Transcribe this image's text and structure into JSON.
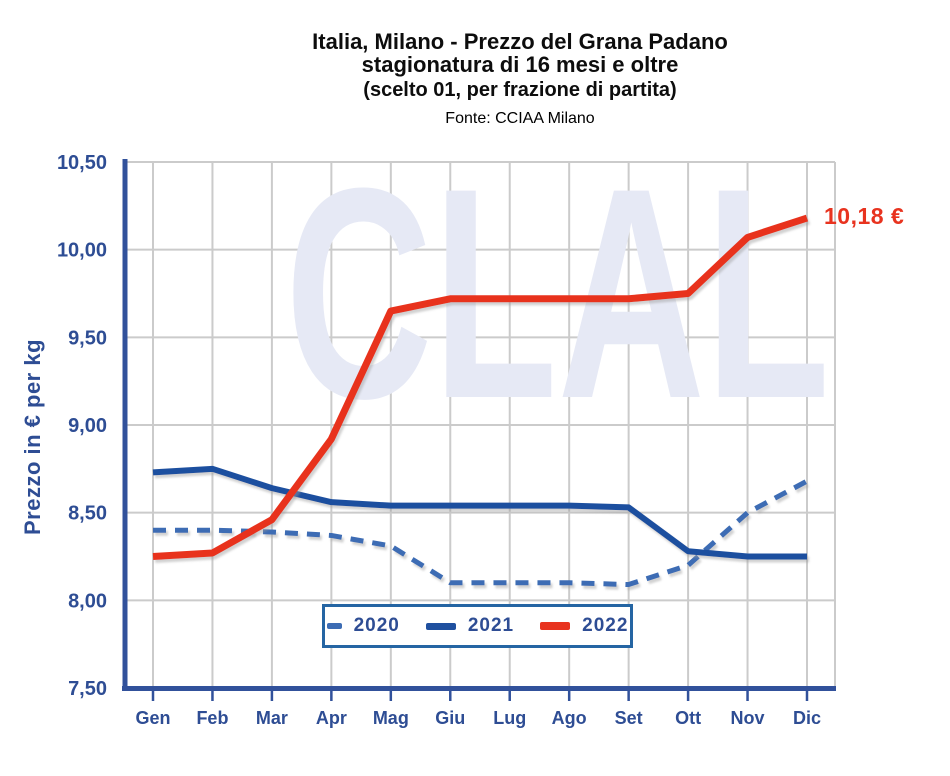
{
  "header": {
    "title_line1": "Italia, Milano - Prezzo del Grana Padano",
    "title_line2": "stagionatura di 16 mesi e oltre",
    "subtitle": "(scelto 01, per frazione di partita)",
    "source": "Fonte: CCIAA Milano"
  },
  "watermark": {
    "text": "CLAL"
  },
  "chart_data": {
    "type": "line",
    "title": "Italia, Milano - Prezzo del Grana Padano stagionatura di 16 mesi e oltre (scelto 01, per frazione di partita)",
    "source": "Fonte: CCIAA Milano",
    "xlabel": "",
    "ylabel": "Prezzo in € per kg",
    "categories": [
      "Gen",
      "Feb",
      "Mar",
      "Apr",
      "Mag",
      "Giu",
      "Lug",
      "Ago",
      "Set",
      "Ott",
      "Nov",
      "Dic"
    ],
    "series": [
      {
        "name": "2020",
        "style": "dashed",
        "color": "#3C6CB4",
        "line_width": 5,
        "values": [
          8.4,
          8.4,
          8.39,
          8.37,
          8.31,
          8.1,
          8.1,
          8.1,
          8.09,
          8.2,
          8.5,
          8.68
        ]
      },
      {
        "name": "2021",
        "style": "solid",
        "color": "#1F509F",
        "line_width": 6,
        "values": [
          8.73,
          8.75,
          8.64,
          8.56,
          8.54,
          8.54,
          8.54,
          8.54,
          8.53,
          8.28,
          8.25,
          8.25
        ]
      },
      {
        "name": "2022",
        "style": "solid",
        "color": "#E8331F",
        "line_width": 7,
        "values": [
          8.25,
          8.27,
          8.46,
          8.92,
          9.65,
          9.72,
          9.72,
          9.72,
          9.72,
          9.75,
          10.07,
          10.18
        ]
      }
    ],
    "ylim": [
      7.5,
      10.5
    ],
    "yticks": {
      "values": [
        7.5,
        8.0,
        8.5,
        9.0,
        9.5,
        10.0,
        10.5
      ],
      "labels": [
        "7,50",
        "8,00",
        "8,50",
        "9,00",
        "9,50",
        "10,00",
        "10,50"
      ]
    },
    "grid": true,
    "legend_position": "bottom-center",
    "annotation": {
      "text": "10,18 €",
      "series": "2022",
      "category": "Dic",
      "value": 10.18,
      "color": "#E8331F"
    },
    "colors": {
      "axis": "#31519B",
      "grid": "#CBCBCB",
      "tick_text": "#2E4D94",
      "watermark": "#E6E9F5"
    }
  }
}
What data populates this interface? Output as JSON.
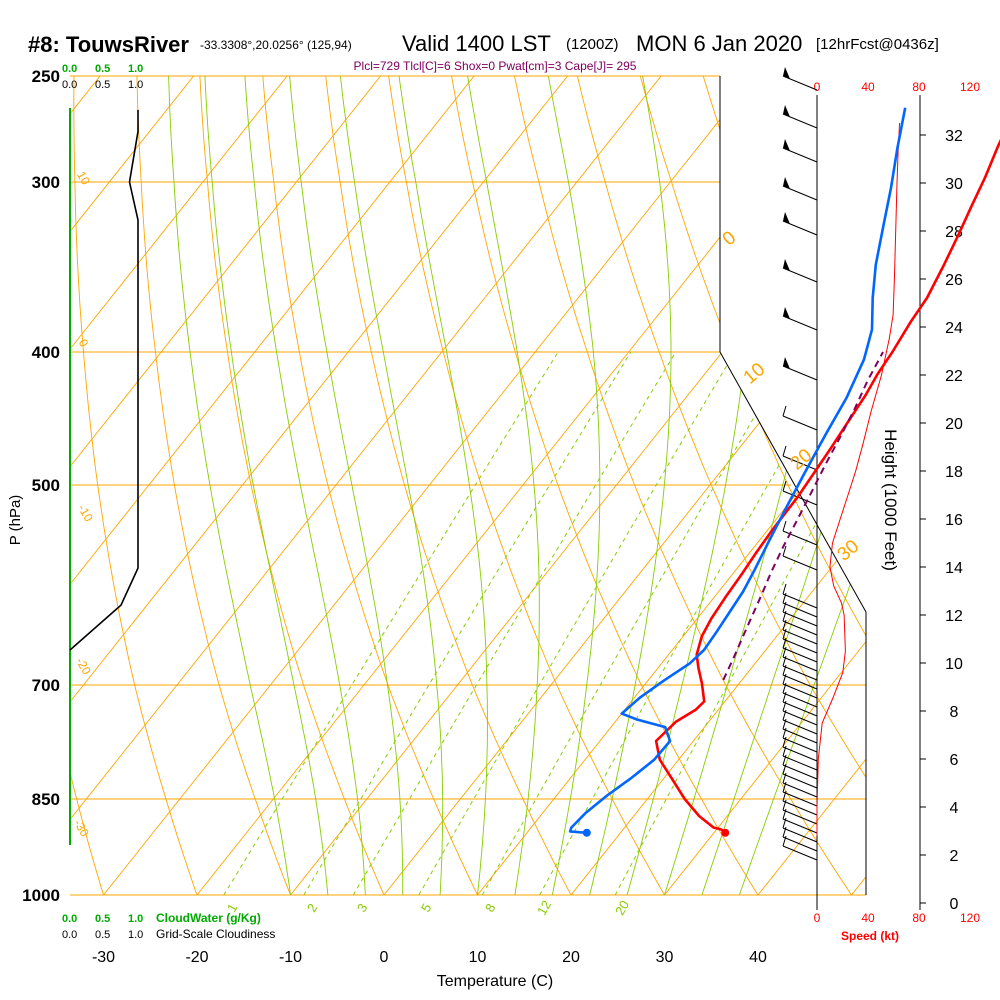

━━━━

Set task – Copy each line of the data above that holds "oltre".

Answer in full –
    "title_line2": "stagionatura di 16 mesi e oltre",
    "title": "Italia, Milano - Prezzo del Grana Padano stagionatura di 16 mesi e oltre (scelto 01, per frazione di partita)",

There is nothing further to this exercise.